▶ [Exercise inputs]:

****************************************

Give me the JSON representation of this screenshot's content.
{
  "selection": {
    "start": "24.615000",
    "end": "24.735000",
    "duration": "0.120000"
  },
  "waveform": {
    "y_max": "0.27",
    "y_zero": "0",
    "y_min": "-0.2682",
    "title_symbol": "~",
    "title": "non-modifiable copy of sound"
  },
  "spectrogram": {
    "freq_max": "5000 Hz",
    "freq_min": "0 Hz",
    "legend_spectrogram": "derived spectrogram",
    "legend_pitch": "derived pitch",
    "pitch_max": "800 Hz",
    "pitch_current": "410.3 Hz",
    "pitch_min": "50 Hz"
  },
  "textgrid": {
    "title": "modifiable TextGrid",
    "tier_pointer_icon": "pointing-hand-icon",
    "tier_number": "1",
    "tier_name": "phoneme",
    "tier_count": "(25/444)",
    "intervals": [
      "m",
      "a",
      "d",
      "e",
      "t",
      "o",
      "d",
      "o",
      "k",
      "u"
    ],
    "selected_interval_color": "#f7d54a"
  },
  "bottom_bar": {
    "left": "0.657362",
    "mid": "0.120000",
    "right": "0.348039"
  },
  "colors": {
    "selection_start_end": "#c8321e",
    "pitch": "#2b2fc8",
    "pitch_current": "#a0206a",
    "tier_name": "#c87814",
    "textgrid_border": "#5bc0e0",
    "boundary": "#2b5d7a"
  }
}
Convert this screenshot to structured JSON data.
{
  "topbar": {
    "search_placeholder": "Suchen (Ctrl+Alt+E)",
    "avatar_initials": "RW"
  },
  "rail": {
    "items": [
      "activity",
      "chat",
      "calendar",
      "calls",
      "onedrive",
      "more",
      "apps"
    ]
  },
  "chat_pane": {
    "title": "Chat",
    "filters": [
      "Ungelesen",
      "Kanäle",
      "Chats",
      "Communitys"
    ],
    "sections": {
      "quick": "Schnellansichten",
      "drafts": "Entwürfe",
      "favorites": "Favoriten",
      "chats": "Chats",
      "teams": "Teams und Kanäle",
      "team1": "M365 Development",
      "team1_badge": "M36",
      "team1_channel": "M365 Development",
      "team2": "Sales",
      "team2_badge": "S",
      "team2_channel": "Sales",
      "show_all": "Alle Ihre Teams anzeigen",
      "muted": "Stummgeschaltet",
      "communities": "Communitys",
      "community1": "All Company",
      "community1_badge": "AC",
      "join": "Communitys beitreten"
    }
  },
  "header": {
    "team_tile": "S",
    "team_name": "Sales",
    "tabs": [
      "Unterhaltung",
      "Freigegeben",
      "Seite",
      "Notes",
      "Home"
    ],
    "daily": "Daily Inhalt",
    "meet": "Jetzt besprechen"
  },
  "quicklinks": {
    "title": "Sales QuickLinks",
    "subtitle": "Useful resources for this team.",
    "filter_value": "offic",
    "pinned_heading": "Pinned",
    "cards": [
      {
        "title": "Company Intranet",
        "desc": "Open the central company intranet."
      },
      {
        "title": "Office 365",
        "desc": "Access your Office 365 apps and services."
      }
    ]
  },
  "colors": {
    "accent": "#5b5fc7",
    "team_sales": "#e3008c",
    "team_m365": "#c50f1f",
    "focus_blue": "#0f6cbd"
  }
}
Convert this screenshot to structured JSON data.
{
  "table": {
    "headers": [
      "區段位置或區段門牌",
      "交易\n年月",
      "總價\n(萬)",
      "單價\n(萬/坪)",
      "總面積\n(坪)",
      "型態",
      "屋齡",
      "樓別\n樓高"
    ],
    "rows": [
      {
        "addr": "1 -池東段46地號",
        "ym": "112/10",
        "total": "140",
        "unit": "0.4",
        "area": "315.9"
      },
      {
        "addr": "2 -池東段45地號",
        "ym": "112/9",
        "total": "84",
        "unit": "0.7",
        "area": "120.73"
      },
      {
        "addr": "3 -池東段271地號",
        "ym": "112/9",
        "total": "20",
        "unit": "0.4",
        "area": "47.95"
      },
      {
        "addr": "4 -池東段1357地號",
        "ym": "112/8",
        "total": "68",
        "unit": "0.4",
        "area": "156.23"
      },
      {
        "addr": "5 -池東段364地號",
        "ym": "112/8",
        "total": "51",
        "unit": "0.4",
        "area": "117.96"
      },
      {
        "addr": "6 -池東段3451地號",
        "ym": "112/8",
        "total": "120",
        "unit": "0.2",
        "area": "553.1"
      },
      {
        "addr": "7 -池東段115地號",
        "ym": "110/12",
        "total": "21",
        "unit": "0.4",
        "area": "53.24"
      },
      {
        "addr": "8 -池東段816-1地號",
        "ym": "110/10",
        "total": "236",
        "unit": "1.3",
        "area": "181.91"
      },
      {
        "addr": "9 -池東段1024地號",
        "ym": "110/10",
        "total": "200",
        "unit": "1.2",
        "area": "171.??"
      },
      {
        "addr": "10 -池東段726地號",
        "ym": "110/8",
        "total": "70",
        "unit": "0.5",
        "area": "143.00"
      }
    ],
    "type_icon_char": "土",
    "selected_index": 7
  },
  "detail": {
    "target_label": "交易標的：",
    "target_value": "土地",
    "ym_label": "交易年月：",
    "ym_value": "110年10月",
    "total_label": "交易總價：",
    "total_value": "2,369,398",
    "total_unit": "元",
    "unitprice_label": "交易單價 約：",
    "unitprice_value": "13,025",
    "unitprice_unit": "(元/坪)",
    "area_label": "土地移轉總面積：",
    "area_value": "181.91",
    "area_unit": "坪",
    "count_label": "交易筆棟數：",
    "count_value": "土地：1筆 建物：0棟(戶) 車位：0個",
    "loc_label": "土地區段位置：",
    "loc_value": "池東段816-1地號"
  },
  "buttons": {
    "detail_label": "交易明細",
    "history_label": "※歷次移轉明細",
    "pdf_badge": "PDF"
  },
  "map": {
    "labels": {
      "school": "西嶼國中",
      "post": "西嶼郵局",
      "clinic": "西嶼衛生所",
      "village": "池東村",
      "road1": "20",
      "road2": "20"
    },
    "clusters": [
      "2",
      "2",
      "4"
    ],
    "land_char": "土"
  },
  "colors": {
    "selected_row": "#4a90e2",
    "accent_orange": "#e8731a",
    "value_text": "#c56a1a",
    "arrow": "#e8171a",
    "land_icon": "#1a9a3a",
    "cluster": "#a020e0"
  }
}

****************************************

▶ [Problem to solve]: Would you copy out each line exactly as written?

▶ [Exercise result]:
Give me the JSON representation of this screenshot's content.
{
  "selection": {
    "start": "24.615000",
    "end": "24.735000",
    "duration": "0.120000"
  },
  "waveform": {
    "y_max": "0.27",
    "y_zero": "0",
    "y_min": "-0.2682",
    "title_symbol": "~",
    "title": "non-modifiable copy of sound"
  },
  "spectrogram": {
    "freq_max": "5000 Hz",
    "freq_min": "0 Hz",
    "legend_spectrogram": "derived spectrogram",
    "legend_pitch": "derived pitch",
    "pitch_max": "800 Hz",
    "pitch_current": "410.3 Hz",
    "pitch_min": "50 Hz"
  },
  "textgrid": {
    "title": "modifiable TextGrid",
    "tier_pointer_icon": "pointing-hand-icon",
    "tier_number": "1",
    "tier_name": "phoneme",
    "tier_count": "(25/444)",
    "intervals": [
      "m",
      "a",
      "d",
      "e",
      "t",
      "o",
      "d",
      "o",
      "k",
      "u"
    ],
    "selected_interval_color": "#f7d54a"
  },
  "bottom_bar": {
    "left": "0.657362",
    "mid": "0.120000",
    "right": "0.348039"
  },
  "colors": {
    "selection_start_end": "#c8321e",
    "pitch": "#2b2fc8",
    "pitch_current": "#a0206a",
    "tier_name": "#c87814",
    "textgrid_border": "#5bc0e0",
    "boundary": "#2b5d7a"
  }
}
Convert this screenshot to structured JSON data.
{
  "topbar": {
    "search_placeholder": "Suchen (Ctrl+Alt+E)",
    "avatar_initials": "RW"
  },
  "rail": {
    "items": [
      "activity",
      "chat",
      "calendar",
      "calls",
      "onedrive",
      "more",
      "apps"
    ]
  },
  "chat_pane": {
    "title": "Chat",
    "filters": [
      "Ungelesen",
      "Kanäle",
      "Chats",
      "Communitys"
    ],
    "sections": {
      "quick": "Schnellansichten",
      "drafts": "Entwürfe",
      "favorites": "Favoriten",
      "chats": "Chats",
      "teams": "Teams und Kanäle",
      "team1": "M365 Development",
      "team1_badge": "M36",
      "team1_channel": "M365 Development",
      "team2": "Sales",
      "team2_badge": "S",
      "team2_channel": "Sales",
      "show_all": "Alle Ihre Teams anzeigen",
      "muted": "Stummgeschaltet",
      "communities": "Communitys",
      "community1": "All Company",
      "community1_badge": "AC",
      "join": "Communitys beitreten"
    }
  },
  "header": {
    "team_tile": "S",
    "team_name": "Sales",
    "tabs": [
      "Unterhaltung",
      "Freigegeben",
      "Seite",
      "Notes",
      "Home"
    ],
    "daily": "Daily Inhalt",
    "meet": "Jetzt besprechen"
  },
  "quicklinks": {
    "title": "Sales QuickLinks",
    "subtitle": "Useful resources for this team.",
    "filter_value": "offic",
    "pinned_heading": "Pinned",
    "cards": [
      {
        "title": "Company Intranet",
        "desc": "Open the central company intranet."
      },
      {
        "title": "Office 365",
        "desc": "Access your Office 365 apps and services."
      }
    ]
  },
  "colors": {
    "accent": "#5b5fc7",
    "team_sales": "#e3008c",
    "team_m365": "#c50f1f",
    "focus_blue": "#0f6cbd"
  }
}
Convert this screenshot to structured JSON data.
{
  "table": {
    "headers": [
      "區段位置或區段門牌",
      "交易\n年月",
      "總價\n(萬)",
      "單價\n(萬/坪)",
      "總面積\n(坪)",
      "型態",
      "屋齡",
      "樓別\n樓高"
    ],
    "rows": [
      {
        "addr": "1 -池東段46地號",
        "ym": "112/10",
        "total": "140",
        "unit": "0.4",
        "area": "315.9"
      },
      {
        "addr": "2 -池東段45地號",
        "ym": "112/9",
        "total": "84",
        "unit": "0.7",
        "area": "120.73"
      },
      {
        "addr": "3 -池東段271地號",
        "ym": "112/9",
        "total": "20",
        "unit": "0.4",
        "area": "47.95"
      },
      {
        "addr": "4 -池東段1357地號",
        "ym": "112/8",
        "total": "68",
        "unit": "0.4",
        "area": "156.23"
      },
      {
        "addr": "5 -池東段364地號",
        "ym": "112/8",
        "total": "51",
        "unit": "0.4",
        "area": "117.96"
      },
      {
        "addr": "6 -池東段3451地號",
        "ym": "112/8",
        "total": "120",
        "unit": "0.2",
        "area": "553.1"
      },
      {
        "addr": "7 -池東段115地號",
        "ym": "110/12",
        "total": "21",
        "unit": "0.4",
        "area": "53.24"
      },
      {
        "addr": "8 -池東段816-1地號",
        "ym": "110/10",
        "total": "236",
        "unit": "1.3",
        "area": "181.91"
      },
      {
        "addr": "9 -池東段1024地號",
        "ym": "110/10",
        "total": "200",
        "unit": "1.2",
        "area": "171.??"
      },
      {
        "addr": "10 -池東段726地號",
        "ym": "110/8",
        "total": "70",
        "unit": "0.5",
        "area": "143.00"
      }
    ],
    "type_icon_char": "土",
    "selected_index": 7
  },
  "detail": {
    "target_label": "交易標的：",
    "target_value": "土地",
    "ym_label": "交易年月：",
    "ym_value": "110年10月",
    "total_label": "交易總價：",
    "total_value": "2,369,398",
    "total_unit": "元",
    "unitprice_label": "交易單價 約：",
    "unitprice_value": "13,025",
    "unitprice_unit": "(元/坪)",
    "area_label": "土地移轉總面積：",
    "area_value": "181.91",
    "area_unit": "坪",
    "count_label": "交易筆棟數：",
    "count_value": "土地：1筆 建物：0棟(戶) 車位：0個",
    "loc_label": "土地區段位置：",
    "loc_value": "池東段816-1地號"
  },
  "buttons": {
    "detail_label": "交易明細",
    "history_label": "※歷次移轉明細",
    "pdf_badge": "PDF"
  },
  "map": {
    "labels": {
      "school": "西嶼國中",
      "post": "西嶼郵局",
      "clinic": "西嶼衛生所",
      "village": "池東村",
      "road1": "20",
      "road2": "20"
    },
    "clusters": [
      "2",
      "2",
      "4"
    ],
    "land_char": "土"
  },
  "colors": {
    "selected_row": "#4a90e2",
    "accent_orange": "#e8731a",
    "value_text": "#c56a1a",
    "arrow": "#e8171a",
    "land_icon": "#1a9a3a",
    "cluster": "#a020e0"
  }
}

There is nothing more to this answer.